[Structured figure records]
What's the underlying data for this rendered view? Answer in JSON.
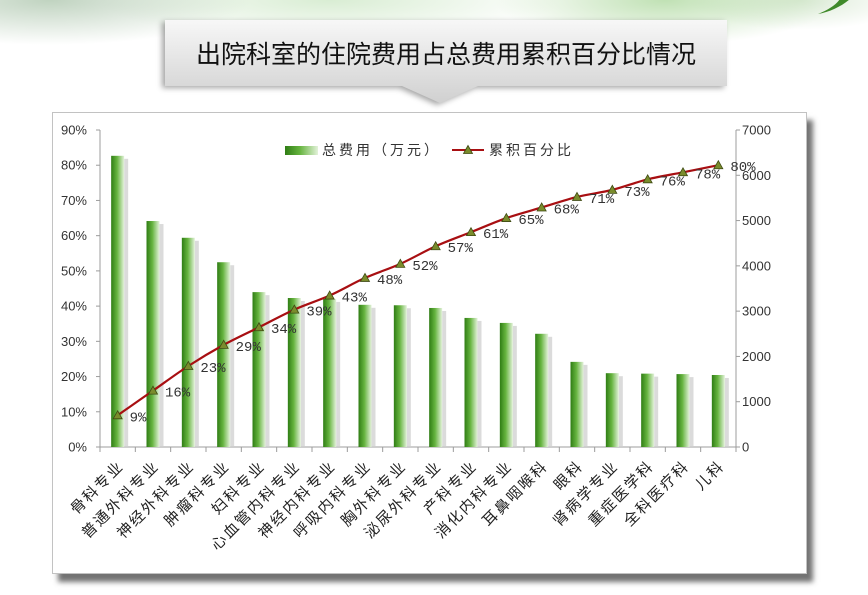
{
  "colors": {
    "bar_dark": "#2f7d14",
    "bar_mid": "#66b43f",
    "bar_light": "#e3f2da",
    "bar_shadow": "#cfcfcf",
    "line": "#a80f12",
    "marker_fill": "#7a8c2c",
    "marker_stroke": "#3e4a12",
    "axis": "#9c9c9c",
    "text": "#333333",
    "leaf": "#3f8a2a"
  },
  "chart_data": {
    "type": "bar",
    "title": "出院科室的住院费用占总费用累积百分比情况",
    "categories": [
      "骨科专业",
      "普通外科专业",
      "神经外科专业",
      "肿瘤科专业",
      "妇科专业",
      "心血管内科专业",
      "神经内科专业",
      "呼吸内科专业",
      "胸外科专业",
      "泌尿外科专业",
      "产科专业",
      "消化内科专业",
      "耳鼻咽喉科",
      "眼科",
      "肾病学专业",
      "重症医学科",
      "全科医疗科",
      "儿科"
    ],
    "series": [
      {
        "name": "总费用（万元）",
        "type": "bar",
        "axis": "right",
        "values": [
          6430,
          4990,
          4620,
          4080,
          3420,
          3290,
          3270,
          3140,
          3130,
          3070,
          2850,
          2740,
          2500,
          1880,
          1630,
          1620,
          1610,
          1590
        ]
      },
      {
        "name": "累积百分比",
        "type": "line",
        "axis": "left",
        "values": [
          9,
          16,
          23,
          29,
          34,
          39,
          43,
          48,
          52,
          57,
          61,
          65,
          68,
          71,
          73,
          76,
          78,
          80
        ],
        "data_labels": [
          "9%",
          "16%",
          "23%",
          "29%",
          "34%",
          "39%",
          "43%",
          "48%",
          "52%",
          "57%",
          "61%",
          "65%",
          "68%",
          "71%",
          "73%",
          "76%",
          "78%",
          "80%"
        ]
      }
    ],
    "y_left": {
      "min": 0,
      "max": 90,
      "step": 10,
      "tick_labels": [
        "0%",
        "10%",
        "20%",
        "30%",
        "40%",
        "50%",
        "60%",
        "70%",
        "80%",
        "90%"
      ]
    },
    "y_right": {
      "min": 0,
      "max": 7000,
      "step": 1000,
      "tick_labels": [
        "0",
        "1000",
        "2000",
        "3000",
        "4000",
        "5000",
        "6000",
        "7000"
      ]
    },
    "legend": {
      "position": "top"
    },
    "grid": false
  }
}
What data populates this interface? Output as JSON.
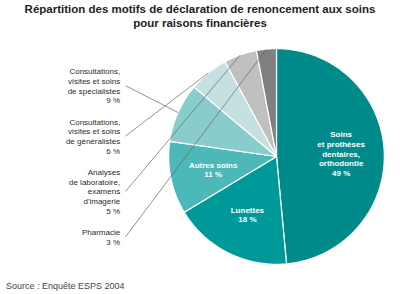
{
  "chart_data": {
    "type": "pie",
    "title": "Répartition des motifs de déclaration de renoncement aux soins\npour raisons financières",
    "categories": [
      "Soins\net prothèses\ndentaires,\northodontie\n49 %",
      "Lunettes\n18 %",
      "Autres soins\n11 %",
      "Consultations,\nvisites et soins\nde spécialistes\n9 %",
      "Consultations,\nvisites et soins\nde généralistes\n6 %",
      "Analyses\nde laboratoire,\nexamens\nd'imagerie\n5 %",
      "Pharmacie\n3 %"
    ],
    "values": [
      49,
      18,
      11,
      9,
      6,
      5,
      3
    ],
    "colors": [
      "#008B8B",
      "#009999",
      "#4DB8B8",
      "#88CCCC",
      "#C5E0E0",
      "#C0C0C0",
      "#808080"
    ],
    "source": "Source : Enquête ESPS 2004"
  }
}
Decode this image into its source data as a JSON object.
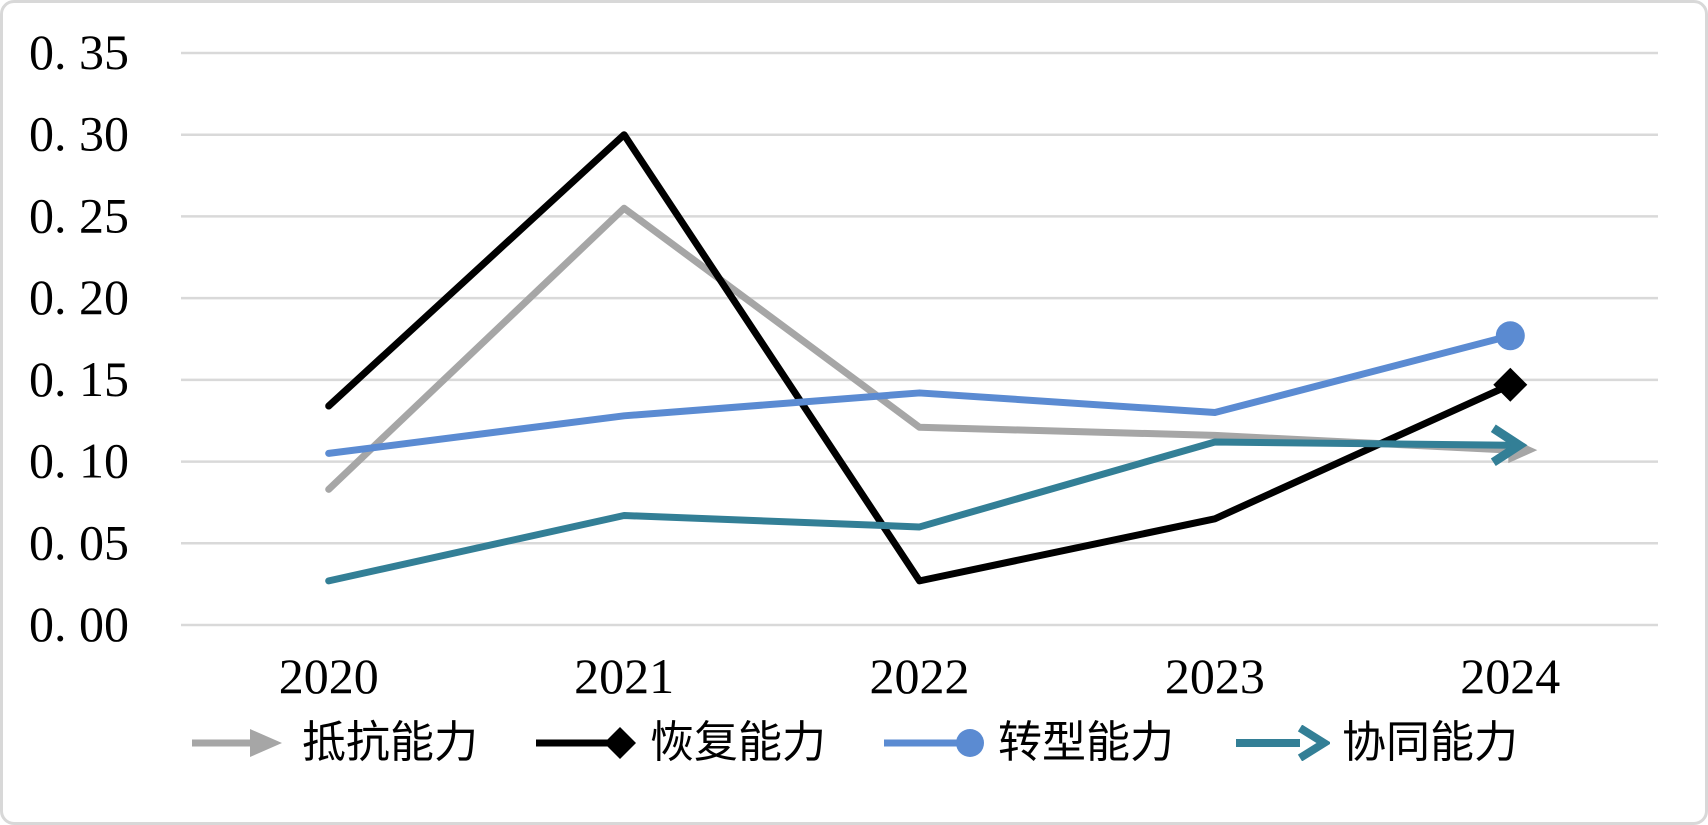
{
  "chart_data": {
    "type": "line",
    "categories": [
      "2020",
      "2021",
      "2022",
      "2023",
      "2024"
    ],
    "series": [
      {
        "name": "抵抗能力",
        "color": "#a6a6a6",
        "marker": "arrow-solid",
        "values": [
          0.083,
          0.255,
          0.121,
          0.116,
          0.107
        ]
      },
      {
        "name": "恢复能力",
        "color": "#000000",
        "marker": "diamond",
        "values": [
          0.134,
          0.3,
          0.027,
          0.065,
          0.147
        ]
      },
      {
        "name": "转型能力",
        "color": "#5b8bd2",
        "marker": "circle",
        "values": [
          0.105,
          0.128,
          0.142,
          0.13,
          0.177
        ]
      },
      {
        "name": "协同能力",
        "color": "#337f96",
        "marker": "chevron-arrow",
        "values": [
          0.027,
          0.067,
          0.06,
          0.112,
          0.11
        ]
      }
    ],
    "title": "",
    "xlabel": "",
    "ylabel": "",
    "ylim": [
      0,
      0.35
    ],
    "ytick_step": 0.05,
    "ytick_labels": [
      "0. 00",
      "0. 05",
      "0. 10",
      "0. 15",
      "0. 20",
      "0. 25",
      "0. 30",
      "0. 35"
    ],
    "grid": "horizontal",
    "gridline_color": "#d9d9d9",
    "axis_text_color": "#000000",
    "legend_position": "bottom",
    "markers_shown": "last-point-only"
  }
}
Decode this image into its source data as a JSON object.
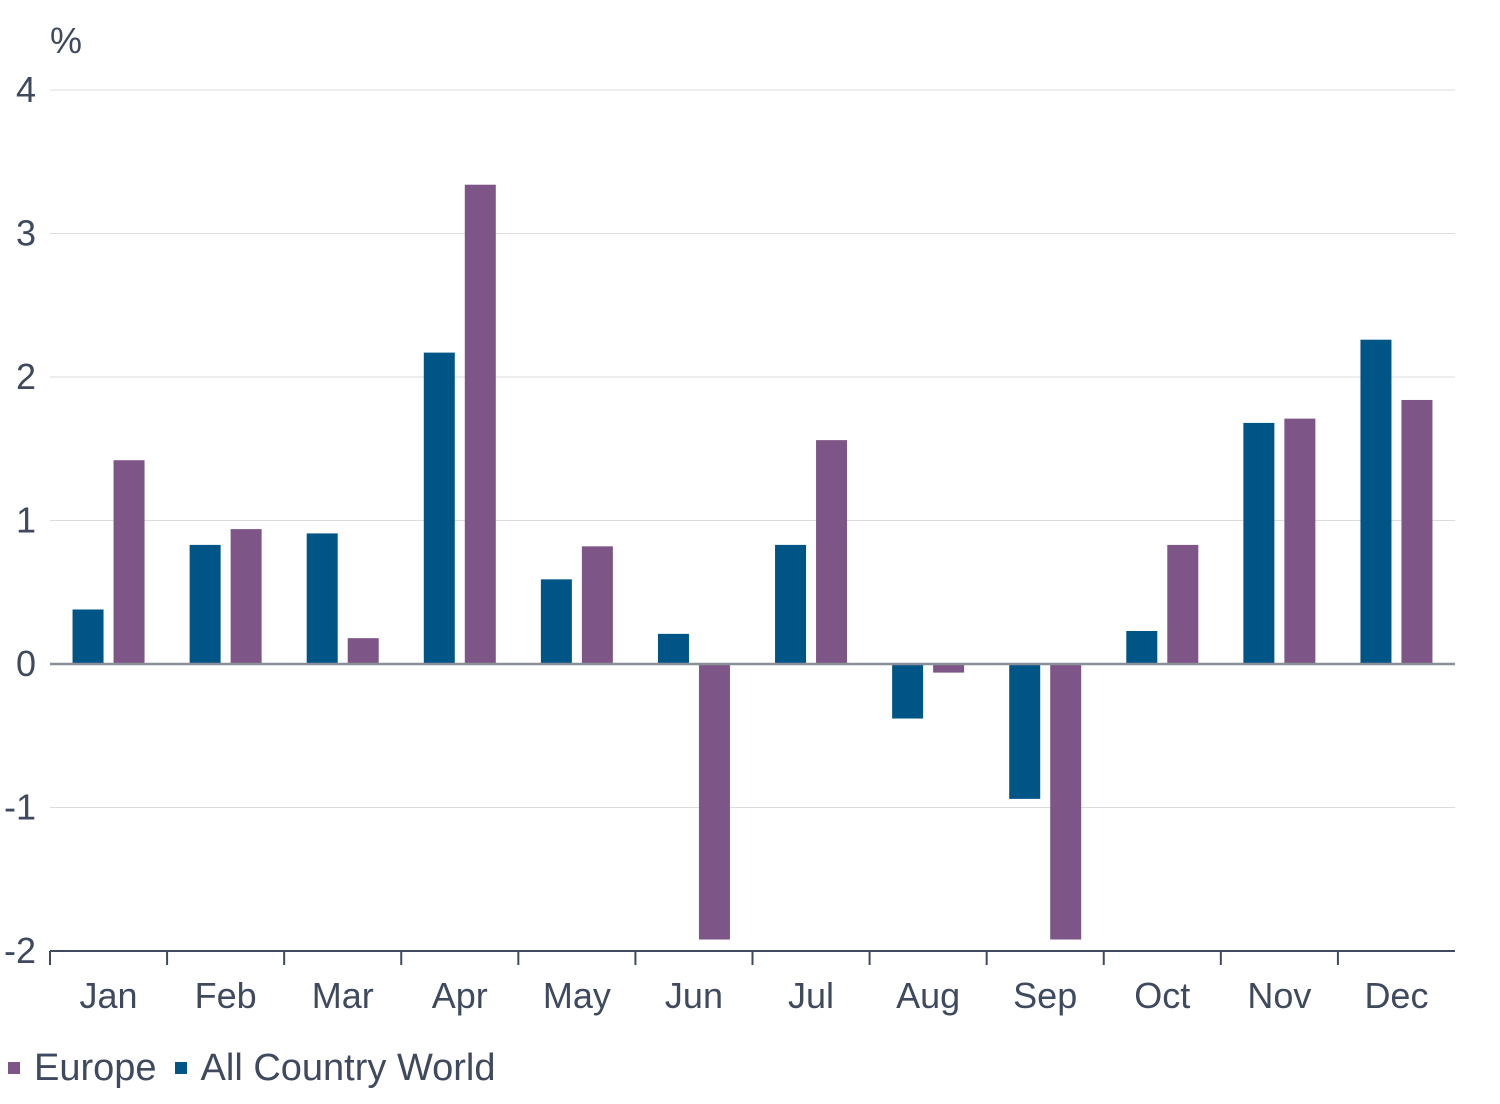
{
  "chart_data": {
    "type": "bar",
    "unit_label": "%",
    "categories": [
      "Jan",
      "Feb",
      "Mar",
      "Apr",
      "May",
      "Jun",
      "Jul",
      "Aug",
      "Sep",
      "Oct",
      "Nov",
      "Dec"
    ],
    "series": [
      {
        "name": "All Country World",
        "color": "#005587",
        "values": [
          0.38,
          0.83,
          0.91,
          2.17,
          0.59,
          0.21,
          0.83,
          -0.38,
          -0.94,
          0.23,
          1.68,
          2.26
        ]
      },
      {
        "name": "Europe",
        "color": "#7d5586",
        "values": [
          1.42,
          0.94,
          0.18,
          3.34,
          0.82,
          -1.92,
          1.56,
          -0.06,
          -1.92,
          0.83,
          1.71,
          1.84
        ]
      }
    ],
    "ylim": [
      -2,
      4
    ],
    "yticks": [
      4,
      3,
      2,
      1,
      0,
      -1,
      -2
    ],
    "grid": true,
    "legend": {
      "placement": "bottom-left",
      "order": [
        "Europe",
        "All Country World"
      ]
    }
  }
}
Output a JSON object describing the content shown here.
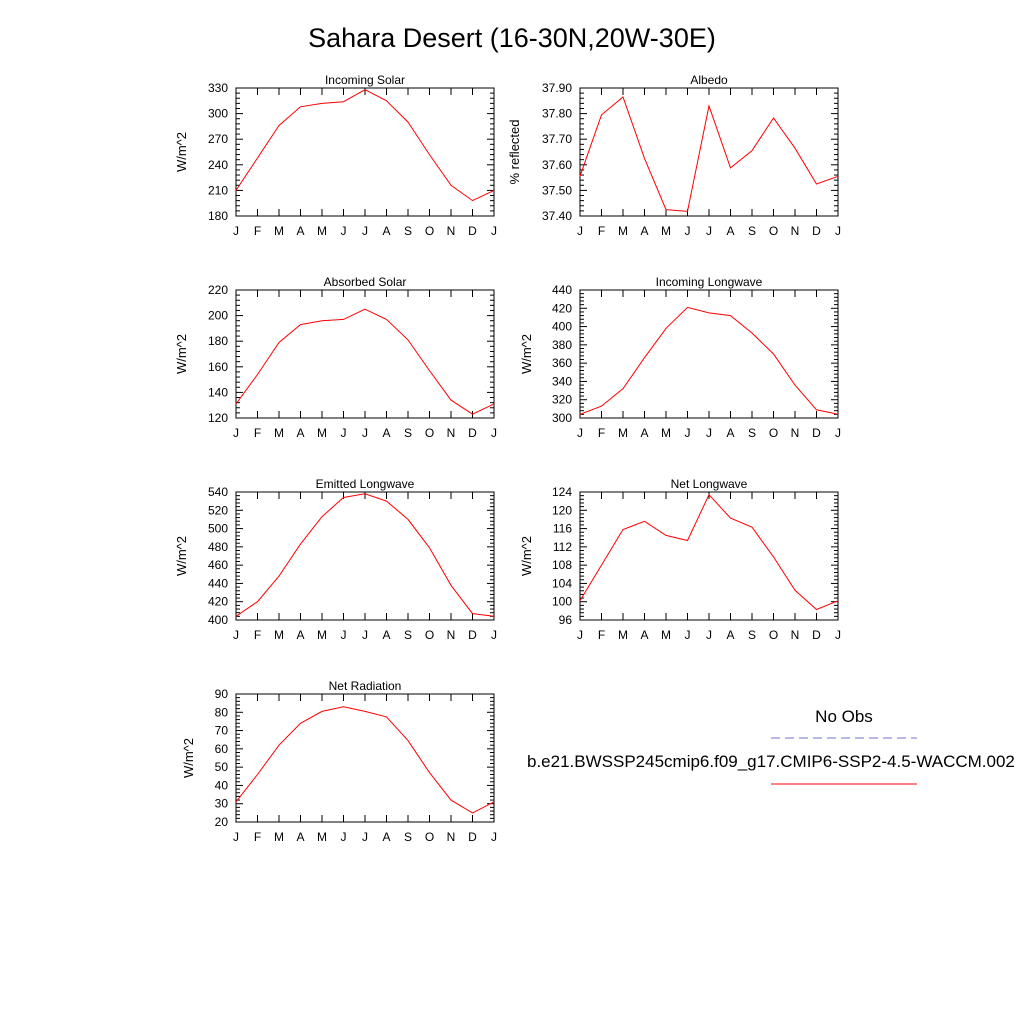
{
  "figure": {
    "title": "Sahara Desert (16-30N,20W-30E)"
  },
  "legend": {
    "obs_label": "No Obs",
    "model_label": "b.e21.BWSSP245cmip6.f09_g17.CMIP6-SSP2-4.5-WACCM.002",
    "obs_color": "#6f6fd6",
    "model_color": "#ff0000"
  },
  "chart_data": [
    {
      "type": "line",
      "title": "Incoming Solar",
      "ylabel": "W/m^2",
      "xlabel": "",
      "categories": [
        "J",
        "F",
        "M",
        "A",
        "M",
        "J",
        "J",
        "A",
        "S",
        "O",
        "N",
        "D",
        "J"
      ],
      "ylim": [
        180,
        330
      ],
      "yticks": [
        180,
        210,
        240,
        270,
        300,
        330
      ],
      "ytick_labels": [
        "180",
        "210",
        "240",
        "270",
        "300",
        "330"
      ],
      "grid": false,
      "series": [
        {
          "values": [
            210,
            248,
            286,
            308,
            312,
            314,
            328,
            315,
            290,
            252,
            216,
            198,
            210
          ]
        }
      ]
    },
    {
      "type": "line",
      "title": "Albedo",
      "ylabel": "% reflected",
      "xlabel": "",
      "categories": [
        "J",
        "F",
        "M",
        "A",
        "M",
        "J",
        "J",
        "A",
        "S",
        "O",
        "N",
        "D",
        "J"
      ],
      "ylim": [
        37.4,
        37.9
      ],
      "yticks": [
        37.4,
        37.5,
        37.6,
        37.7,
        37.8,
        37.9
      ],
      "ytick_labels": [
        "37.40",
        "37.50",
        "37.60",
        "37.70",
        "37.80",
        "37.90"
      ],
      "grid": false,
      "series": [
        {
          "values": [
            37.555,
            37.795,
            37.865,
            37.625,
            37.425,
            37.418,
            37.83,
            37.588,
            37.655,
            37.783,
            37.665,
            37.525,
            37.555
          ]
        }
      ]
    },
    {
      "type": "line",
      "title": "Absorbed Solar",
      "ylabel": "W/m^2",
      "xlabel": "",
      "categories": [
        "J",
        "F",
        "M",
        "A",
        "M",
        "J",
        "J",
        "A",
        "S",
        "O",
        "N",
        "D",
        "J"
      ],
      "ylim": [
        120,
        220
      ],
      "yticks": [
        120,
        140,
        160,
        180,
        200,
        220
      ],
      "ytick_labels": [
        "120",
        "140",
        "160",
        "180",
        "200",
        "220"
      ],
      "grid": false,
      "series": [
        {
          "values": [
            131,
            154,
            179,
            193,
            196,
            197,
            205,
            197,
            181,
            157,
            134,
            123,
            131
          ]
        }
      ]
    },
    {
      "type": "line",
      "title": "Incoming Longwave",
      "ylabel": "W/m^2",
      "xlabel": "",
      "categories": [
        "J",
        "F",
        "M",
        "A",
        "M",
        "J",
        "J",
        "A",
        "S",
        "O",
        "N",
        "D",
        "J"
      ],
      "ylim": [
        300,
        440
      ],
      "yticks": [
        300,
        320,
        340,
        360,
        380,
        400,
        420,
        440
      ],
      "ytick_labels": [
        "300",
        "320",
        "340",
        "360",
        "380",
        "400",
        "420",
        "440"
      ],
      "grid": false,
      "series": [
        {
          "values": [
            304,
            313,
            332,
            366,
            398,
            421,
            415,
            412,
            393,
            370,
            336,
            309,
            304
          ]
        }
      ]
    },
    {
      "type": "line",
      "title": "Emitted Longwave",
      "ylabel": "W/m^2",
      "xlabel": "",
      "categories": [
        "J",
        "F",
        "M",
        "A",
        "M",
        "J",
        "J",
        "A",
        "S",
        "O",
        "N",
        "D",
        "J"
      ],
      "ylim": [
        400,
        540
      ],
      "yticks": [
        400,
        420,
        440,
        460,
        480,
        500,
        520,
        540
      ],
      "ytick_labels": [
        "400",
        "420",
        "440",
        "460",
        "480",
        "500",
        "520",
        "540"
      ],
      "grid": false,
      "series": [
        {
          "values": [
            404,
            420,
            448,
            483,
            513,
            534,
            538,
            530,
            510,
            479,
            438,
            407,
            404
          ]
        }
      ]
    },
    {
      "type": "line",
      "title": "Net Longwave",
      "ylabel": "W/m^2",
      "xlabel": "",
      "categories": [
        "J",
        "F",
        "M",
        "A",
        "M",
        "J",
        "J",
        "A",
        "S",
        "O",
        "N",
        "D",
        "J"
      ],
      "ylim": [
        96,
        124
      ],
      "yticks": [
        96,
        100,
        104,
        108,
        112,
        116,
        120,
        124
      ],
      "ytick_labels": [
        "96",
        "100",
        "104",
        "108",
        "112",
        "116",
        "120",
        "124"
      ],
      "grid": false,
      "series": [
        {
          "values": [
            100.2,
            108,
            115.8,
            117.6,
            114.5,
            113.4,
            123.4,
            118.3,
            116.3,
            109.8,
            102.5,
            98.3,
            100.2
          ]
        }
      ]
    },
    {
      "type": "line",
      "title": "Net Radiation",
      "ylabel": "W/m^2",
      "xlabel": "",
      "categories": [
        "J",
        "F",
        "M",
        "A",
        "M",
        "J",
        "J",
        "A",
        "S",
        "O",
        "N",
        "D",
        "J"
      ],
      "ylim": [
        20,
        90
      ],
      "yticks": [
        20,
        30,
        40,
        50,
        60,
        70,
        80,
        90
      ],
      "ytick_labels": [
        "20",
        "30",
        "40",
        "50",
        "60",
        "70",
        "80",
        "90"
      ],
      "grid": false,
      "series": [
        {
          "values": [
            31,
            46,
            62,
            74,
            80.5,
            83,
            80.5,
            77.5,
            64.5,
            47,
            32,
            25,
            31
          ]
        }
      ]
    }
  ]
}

_Work instructions_: Using the listing above, list every line in which the string "bottom" occurs.

_Full output_:
    "legend_position": "bottom",
      "placement": "bottom-left",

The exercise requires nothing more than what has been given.